- [REQUIRED TASK]: Emit a verbatim copy of the lines running from the line with "Extract all readable text from this page." through the end of the material below.

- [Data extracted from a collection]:
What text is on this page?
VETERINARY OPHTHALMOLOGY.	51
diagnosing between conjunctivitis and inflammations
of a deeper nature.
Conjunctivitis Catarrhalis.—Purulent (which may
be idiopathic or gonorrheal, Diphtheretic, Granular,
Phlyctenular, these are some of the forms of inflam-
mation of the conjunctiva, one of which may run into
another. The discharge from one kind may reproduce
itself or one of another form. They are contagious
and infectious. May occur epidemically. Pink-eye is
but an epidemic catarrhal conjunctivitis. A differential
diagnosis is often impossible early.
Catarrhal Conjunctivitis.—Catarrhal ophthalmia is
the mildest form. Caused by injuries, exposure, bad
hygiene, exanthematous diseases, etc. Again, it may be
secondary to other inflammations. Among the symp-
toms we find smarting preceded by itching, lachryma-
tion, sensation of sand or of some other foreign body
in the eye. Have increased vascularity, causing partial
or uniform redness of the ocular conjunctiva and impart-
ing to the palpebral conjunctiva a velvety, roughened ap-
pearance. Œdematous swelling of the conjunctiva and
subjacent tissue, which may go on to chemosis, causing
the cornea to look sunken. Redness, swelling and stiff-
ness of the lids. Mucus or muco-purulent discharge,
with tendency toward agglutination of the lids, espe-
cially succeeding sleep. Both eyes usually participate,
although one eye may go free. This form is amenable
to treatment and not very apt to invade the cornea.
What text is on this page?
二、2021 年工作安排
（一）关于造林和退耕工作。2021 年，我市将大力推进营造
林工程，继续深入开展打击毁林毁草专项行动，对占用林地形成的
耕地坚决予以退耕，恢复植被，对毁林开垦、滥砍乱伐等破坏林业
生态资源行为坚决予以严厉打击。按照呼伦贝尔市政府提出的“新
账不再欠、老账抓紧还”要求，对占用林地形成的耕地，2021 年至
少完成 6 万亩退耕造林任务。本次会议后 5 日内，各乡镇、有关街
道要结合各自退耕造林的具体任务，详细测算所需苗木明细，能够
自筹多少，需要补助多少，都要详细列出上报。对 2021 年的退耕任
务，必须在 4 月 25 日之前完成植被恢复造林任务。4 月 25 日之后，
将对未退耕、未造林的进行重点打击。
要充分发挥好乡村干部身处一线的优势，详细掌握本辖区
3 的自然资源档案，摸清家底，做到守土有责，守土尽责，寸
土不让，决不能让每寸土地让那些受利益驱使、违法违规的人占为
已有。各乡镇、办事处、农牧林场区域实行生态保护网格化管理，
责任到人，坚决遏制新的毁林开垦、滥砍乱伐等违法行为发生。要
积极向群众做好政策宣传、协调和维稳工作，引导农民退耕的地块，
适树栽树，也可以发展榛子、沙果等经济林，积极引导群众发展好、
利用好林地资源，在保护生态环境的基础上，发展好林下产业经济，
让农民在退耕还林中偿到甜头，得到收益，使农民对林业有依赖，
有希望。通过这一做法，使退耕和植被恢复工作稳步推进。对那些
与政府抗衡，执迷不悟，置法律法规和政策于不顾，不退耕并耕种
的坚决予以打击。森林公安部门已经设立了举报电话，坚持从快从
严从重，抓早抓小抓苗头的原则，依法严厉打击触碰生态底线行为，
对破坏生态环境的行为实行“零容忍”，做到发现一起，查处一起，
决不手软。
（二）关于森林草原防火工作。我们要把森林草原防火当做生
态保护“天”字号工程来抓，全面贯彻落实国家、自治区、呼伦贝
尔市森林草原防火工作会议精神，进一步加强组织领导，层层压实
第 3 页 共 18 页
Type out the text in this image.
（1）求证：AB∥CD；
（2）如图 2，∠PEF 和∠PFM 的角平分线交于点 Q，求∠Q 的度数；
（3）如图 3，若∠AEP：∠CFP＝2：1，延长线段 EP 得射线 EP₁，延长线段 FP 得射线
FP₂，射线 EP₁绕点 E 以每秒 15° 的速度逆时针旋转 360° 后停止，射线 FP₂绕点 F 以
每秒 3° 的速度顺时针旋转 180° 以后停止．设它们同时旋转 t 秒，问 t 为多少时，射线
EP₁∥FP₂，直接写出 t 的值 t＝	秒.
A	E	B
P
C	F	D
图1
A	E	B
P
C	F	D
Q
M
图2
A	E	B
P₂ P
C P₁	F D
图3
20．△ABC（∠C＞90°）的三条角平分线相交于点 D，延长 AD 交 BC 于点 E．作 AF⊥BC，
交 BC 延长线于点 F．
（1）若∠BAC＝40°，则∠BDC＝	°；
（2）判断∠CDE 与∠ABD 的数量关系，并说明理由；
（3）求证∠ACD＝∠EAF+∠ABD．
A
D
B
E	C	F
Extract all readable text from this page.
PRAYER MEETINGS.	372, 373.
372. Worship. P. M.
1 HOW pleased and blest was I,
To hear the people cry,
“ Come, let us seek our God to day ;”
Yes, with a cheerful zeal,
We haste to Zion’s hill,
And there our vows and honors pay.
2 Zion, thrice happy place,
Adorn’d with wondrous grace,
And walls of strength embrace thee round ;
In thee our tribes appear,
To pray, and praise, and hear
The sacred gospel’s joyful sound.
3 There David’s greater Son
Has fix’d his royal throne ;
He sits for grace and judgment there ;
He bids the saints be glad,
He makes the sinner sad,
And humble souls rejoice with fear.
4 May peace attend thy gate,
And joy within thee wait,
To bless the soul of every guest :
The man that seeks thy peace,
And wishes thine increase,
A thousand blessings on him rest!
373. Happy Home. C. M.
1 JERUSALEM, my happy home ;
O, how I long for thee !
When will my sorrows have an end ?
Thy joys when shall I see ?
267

- [CORRECT ANSWER]:
Extract all readable text from this page.
PRAYER MEETINGS.	372, 373.
372. Worship. P. M.
1 HOW pleased and blest was I,
To hear the people cry,
“ Come, let us seek our God to day ;”
Yes, with a cheerful zeal,
We haste to Zion’s hill,
And there our vows and honors pay.
2 Zion, thrice happy place,
Adorn’d with wondrous grace,
And walls of strength embrace thee round ;
In thee our tribes appear,
To pray, and praise, and hear
The sacred gospel’s joyful sound.
3 There David’s greater Son
Has fix’d his royal throne ;
He sits for grace and judgment there ;
He bids the saints be glad,
He makes the sinner sad,
And humble souls rejoice with fear.
4 May peace attend thy gate,
And joy within thee wait,
To bless the soul of every guest :
The man that seeks thy peace,
And wishes thine increase,
A thousand blessings on him rest!
373. Happy Home. C. M.
1 JERUSALEM, my happy home ;
O, how I long for thee !
When will my sorrows have an end ?
Thy joys when shall I see ?
267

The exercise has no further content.